:: WORK TO BE COMPLETED ::
Below are records to transcribe exactly, without their pictures.

(Stored items)
▼

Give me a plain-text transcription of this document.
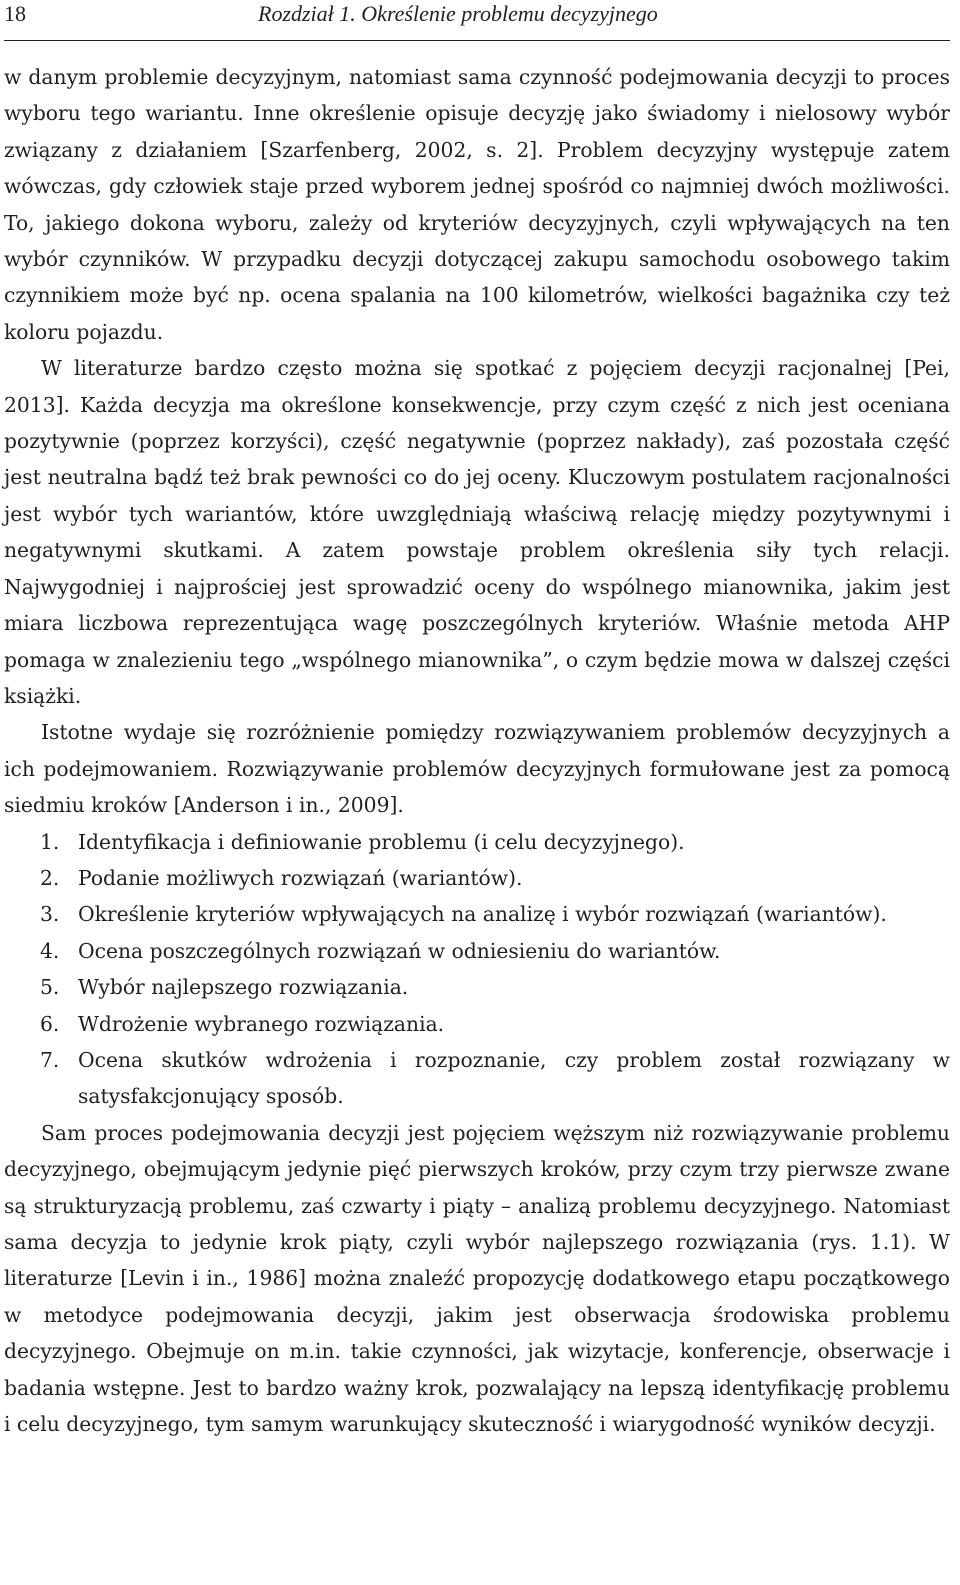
18	Rozdział 1. Określenie problemu decyzyjnego

w danym problemie decyzyjnym, natomiast sama czynność podejmowania decyzji to proces wyboru tego wariantu. Inne określenie opisuje decyzję jako świadomy i nielosowy wybór związany z działaniem [Szarfenberg, 2002, s. 2]. Problem decyzyjny występuje zatem wówczas, gdy człowiek staje przed wyborem jednej spośród co najmniej dwóch możliwości. To, jakiego dokona wyboru, zależy od kryteriów decyzyjnych, czyli wpływających na ten wybór czynników. W przypadku decyzji dotyczącej zakupu samochodu osobowego takim czynnikiem może być np. ocena spalania na 100 kilometrów, wielkości bagażnika czy też koloru pojazdu.

W literaturze bardzo często można się spotkać z pojęciem decyzji racjonalnej [Pei, 2013]. Każda decyzja ma określone konsekwencje, przy czym część z nich jest oceniana pozytywnie (poprzez korzyści), część negatywnie (poprzez nakłady), zaś pozostała część jest neutralna bądź też brak pewności co do jej oceny. Kluczowym postulatem racjonalności jest wybór tych wariantów, które uwzględniają właściwą relację między pozytywnymi i negatywnymi skutkami. A zatem powstaje problem określenia siły tych relacji. Najwygodniej i najprościej jest sprowadzić oceny do wspólnego mianownika, jakim jest miara liczbowa reprezentująca wagę poszczególnych kryteriów. Właśnie metoda AHP pomaga w znalezieniu tego „wspólnego mianownika”, o czym będzie mowa w dalszej części książki.

Istotne wydaje się rozróżnienie pomiędzy rozwiązywaniem problemów decyzyjnych a ich podejmowaniem. Rozwiązywanie problemów decyzyjnych formułowane jest za pomocą siedmiu kroków [Anderson i in., 2009].

1. Identyfikacja i definiowanie problemu (i celu decyzyjnego).
2. Podanie możliwych rozwiązań (wariantów).
3. Określenie kryteriów wpływających na analizę i wybór rozwiązań (wariantów).
4. Ocena poszczególnych rozwiązań w odniesieniu do wariantów.
5. Wybór najlepszego rozwiązania.
6. Wdrożenie wybranego rozwiązania.
7. Ocena skutków wdrożenia i rozpoznanie, czy problem został rozwiązany w satysfakcjonujący sposób.

Sam proces podejmowania decyzji jest pojęciem węższym niż rozwiązywanie problemu decyzyjnego, obejmującym jedynie pięć pierwszych kroków, przy czym trzy pierwsze zwane są strukturyzacją problemu, zaś czwarty i piąty – analizą problemu decyzyjnego. Natomiast sama decyzja to jedynie krok piąty, czyli wybór najlepszego rozwiązania (rys. 1.1). W literaturze [Levin i in., 1986] można znaleźć propozycję dodatkowego etapu początkowego w metodyce podejmowania decyzji, jakim jest obserwacja środowiska problemu decyzyjnego. Obejmuje on m.in. takie czynności, jak wizytacje, konferencje, obserwacje i badania wstępne. Jest to bardzo ważny krok, pozwalający na lepszą identyfikację problemu i celu decyzyjnego, tym samym warunkujący skuteczność i wiarygodność wyników decyzji.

▲

:: RESPONSE BELOW ::
Give me a plain-text transcription of this document.
18	Rozdział 1. Określenie problemu decyzyjnego

w danym problemie decyzyjnym, natomiast sama czynność podejmowania decyzji to proces wyboru tego wariantu. Inne określenie opisuje decyzję jako świadomy i nielosowy wybór związany z działaniem [Szarfenberg, 2002, s. 2]. Problem decyzyjny występuje zatem wówczas, gdy człowiek staje przed wyborem jednej spośród co najmniej dwóch możliwości. To, jakiego dokona wyboru, zależy od kryteriów decyzyjnych, czyli wpływających na ten wybór czynników. W przypadku decyzji dotyczącej zakupu samochodu osobowego takim czynnikiem może być np. ocena spalania na 100 kilometrów, wielkości bagażnika czy też koloru pojazdu.

W literaturze bardzo często można się spotkać z pojęciem decyzji racjonalnej [Pei, 2013]. Każda decyzja ma określone konsekwencje, przy czym część z nich jest oceniana pozytywnie (poprzez korzyści), część negatywnie (poprzez nakłady), zaś pozostała część jest neutralna bądź też brak pewności co do jej oceny. Kluczowym postulatem racjonalności jest wybór tych wariantów, które uwzględniają właściwą relację między pozytywnymi i negatywnymi skutkami. A zatem powstaje problem określenia siły tych relacji. Najwygodniej i najprościej jest sprowadzić oceny do wspólnego mianownika, jakim jest miara liczbowa reprezentująca wagę poszczególnych kryteriów. Właśnie metoda AHP pomaga w znalezieniu tego „wspólnego mianownika”, o czym będzie mowa w dalszej części książki.

Istotne wydaje się rozróżnienie pomiędzy rozwiązywaniem problemów decyzyjnych a ich podejmowaniem. Rozwiązywanie problemów decyzyjnych formułowane jest za pomocą siedmiu kroków [Anderson i in., 2009].

1. Identyfikacja i definiowanie problemu (i celu decyzyjnego).
2. Podanie możliwych rozwiązań (wariantów).
3. Określenie kryteriów wpływających na analizę i wybór rozwiązań (wariantów).
4. Ocena poszczególnych rozwiązań w odniesieniu do wariantów.
5. Wybór najlepszego rozwiązania.
6. Wdrożenie wybranego rozwiązania.
7. Ocena skutków wdrożenia i rozpoznanie, czy problem został rozwiązany w satysfakcjonujący sposób.

Sam proces podejmowania decyzji jest pojęciem węższym niż rozwiązywanie problemu decyzyjnego, obejmującym jedynie pięć pierwszych kroków, przy czym trzy pierwsze zwane są strukturyzacją problemu, zaś czwarty i piąty – analizą problemu decyzyjnego. Natomiast sama decyzja to jedynie krok piąty, czyli wybór najlepszego rozwiązania (rys. 1.1). W literaturze [Levin i in., 1986] można znaleźć propozycję dodatkowego etapu początkowego w metodyce podejmowania decyzji, jakim jest obserwacja środowiska problemu decyzyjnego. Obejmuje on m.in. takie czynności, jak wizytacje, konferencje, obserwacje i badania wstępne. Jest to bardzo ważny krok, pozwalający na lepszą identyfikację problemu i celu decyzyjnego, tym samym warunkujący skuteczność i wiarygodność wyników decyzji.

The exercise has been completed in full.